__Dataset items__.

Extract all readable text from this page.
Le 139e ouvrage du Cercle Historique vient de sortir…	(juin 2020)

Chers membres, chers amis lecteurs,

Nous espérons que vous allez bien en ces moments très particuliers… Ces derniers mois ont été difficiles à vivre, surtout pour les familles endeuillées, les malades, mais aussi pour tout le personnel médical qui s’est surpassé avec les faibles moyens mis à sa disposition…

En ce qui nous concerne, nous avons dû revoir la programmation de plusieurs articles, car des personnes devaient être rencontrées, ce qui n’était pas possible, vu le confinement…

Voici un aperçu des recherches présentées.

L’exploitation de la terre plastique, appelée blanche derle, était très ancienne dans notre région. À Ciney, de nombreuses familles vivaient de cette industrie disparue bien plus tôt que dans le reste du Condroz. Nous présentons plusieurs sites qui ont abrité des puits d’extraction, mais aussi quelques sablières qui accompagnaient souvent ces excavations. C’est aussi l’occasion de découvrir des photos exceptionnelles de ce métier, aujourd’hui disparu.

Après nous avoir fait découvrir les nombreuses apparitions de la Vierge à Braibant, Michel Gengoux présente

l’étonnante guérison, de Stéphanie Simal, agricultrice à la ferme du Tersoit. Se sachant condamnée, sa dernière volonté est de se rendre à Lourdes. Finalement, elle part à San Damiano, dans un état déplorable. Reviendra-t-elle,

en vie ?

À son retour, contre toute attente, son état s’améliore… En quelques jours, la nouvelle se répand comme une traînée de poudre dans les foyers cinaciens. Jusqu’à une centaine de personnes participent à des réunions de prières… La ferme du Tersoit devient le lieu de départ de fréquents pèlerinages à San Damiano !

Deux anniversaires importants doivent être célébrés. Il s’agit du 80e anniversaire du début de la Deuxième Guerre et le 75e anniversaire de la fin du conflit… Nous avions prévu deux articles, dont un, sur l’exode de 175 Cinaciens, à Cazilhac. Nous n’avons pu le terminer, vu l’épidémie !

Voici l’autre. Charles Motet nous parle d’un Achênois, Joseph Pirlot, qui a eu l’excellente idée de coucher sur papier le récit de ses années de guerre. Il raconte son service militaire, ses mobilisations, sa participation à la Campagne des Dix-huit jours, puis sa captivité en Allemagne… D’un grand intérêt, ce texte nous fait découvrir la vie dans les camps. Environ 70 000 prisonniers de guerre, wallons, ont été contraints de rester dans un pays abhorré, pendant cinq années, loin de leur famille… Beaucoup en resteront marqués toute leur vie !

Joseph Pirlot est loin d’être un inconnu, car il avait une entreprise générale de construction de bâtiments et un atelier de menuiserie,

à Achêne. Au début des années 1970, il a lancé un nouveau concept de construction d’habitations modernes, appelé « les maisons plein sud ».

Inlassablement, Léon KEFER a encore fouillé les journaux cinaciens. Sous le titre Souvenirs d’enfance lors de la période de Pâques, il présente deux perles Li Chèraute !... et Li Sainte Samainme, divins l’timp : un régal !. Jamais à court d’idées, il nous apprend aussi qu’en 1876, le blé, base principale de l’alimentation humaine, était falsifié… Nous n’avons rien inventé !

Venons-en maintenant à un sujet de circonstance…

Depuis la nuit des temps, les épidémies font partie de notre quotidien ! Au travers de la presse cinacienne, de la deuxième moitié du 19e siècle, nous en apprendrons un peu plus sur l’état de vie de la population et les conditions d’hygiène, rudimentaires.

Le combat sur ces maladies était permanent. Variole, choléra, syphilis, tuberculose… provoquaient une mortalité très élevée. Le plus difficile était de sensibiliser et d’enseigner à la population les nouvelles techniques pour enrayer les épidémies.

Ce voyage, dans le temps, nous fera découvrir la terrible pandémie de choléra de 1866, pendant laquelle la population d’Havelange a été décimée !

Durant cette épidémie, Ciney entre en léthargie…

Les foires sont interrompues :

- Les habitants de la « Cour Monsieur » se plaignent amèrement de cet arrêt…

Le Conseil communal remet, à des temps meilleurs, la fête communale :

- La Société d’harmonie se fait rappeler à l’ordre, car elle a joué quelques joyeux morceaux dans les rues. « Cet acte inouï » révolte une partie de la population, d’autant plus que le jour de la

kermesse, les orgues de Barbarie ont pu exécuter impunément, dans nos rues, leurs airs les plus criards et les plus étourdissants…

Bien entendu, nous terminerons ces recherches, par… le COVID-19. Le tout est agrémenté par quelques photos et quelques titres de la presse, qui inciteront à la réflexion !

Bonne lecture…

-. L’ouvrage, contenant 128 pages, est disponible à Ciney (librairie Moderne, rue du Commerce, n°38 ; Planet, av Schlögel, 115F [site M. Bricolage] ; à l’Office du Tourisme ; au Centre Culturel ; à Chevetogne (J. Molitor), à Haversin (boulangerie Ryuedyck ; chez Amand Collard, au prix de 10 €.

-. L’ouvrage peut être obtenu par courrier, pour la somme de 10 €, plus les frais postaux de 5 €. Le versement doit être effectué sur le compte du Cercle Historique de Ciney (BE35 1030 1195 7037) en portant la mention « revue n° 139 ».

__What you should do__.
Copy every line from the entries that contains the word "Cercle".

__Result of this exercise__.
Le 139e ouvrage du Cercle Historique vient de sortir…	(juin 2020)
-. L’ouvrage peut être obtenu par courrier, pour la somme de 10 €, plus les frais postaux de 5 €. Le versement doit être effectué sur le compte du Cercle Historique de Ciney (BE35 1030 1195 7037) en portant la mention « revue n° 139 ».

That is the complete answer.